Exercise objective:
Search the material for the string "kvality", then return every line where it is found.

Records from a dataset:
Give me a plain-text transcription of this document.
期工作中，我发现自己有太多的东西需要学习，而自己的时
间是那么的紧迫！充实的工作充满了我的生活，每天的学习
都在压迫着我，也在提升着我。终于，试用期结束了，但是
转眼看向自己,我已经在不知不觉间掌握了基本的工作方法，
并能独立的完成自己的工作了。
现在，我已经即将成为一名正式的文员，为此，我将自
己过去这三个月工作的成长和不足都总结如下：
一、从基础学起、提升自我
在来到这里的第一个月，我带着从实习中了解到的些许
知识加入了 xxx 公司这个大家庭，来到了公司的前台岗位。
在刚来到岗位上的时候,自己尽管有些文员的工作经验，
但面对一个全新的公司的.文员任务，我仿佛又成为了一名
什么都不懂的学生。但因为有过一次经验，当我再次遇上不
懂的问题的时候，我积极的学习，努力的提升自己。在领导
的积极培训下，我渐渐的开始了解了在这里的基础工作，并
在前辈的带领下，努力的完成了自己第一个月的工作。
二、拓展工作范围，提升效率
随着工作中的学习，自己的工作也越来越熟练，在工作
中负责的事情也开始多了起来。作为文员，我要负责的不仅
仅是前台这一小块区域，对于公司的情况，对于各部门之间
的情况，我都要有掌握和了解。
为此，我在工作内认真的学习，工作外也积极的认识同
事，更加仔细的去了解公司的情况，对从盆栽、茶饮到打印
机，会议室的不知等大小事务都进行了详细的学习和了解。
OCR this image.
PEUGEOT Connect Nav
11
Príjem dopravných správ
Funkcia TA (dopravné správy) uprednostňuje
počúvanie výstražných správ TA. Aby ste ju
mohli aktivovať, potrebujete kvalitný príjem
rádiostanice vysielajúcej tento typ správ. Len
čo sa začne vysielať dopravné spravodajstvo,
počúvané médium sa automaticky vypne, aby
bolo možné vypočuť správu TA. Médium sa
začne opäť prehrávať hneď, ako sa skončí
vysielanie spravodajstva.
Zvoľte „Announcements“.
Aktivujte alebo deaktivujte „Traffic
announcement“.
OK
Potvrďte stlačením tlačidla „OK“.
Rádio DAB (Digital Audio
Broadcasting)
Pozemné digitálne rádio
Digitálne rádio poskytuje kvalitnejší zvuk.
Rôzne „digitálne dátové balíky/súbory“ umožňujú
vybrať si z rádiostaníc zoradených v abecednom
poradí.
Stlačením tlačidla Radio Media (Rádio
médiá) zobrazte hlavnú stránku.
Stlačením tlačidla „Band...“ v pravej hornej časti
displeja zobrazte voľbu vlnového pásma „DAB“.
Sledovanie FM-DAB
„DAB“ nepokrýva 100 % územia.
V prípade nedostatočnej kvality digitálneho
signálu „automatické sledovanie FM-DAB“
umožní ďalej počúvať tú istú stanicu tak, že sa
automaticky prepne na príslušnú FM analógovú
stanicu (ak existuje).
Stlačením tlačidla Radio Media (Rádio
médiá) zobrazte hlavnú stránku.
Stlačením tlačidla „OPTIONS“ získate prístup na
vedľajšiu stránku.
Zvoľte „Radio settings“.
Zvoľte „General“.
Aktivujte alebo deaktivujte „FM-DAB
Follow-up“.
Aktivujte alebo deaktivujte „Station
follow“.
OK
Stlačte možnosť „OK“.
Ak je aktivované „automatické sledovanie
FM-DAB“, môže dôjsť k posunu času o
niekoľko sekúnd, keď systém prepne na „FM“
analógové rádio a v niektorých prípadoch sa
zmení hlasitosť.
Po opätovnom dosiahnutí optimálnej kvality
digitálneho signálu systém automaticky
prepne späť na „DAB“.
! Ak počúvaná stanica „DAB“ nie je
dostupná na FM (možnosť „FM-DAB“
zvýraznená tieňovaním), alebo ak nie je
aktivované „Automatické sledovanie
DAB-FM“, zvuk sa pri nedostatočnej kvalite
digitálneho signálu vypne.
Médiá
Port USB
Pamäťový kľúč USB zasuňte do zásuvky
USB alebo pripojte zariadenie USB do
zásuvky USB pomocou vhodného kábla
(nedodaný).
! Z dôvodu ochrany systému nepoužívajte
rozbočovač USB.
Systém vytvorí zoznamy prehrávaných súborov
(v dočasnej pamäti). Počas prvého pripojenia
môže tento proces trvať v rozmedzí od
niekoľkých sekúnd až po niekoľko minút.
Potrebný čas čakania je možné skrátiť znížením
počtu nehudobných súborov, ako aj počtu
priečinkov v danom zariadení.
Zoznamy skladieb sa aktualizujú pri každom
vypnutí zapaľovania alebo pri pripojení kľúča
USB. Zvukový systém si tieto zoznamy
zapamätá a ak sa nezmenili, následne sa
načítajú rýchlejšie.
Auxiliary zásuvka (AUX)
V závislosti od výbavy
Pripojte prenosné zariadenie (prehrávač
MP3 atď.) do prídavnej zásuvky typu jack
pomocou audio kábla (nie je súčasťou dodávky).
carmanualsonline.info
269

Final result:
V prípade nedostatočnej kvality digitálneho
Po opätovnom dosiahnutí optimálnej kvality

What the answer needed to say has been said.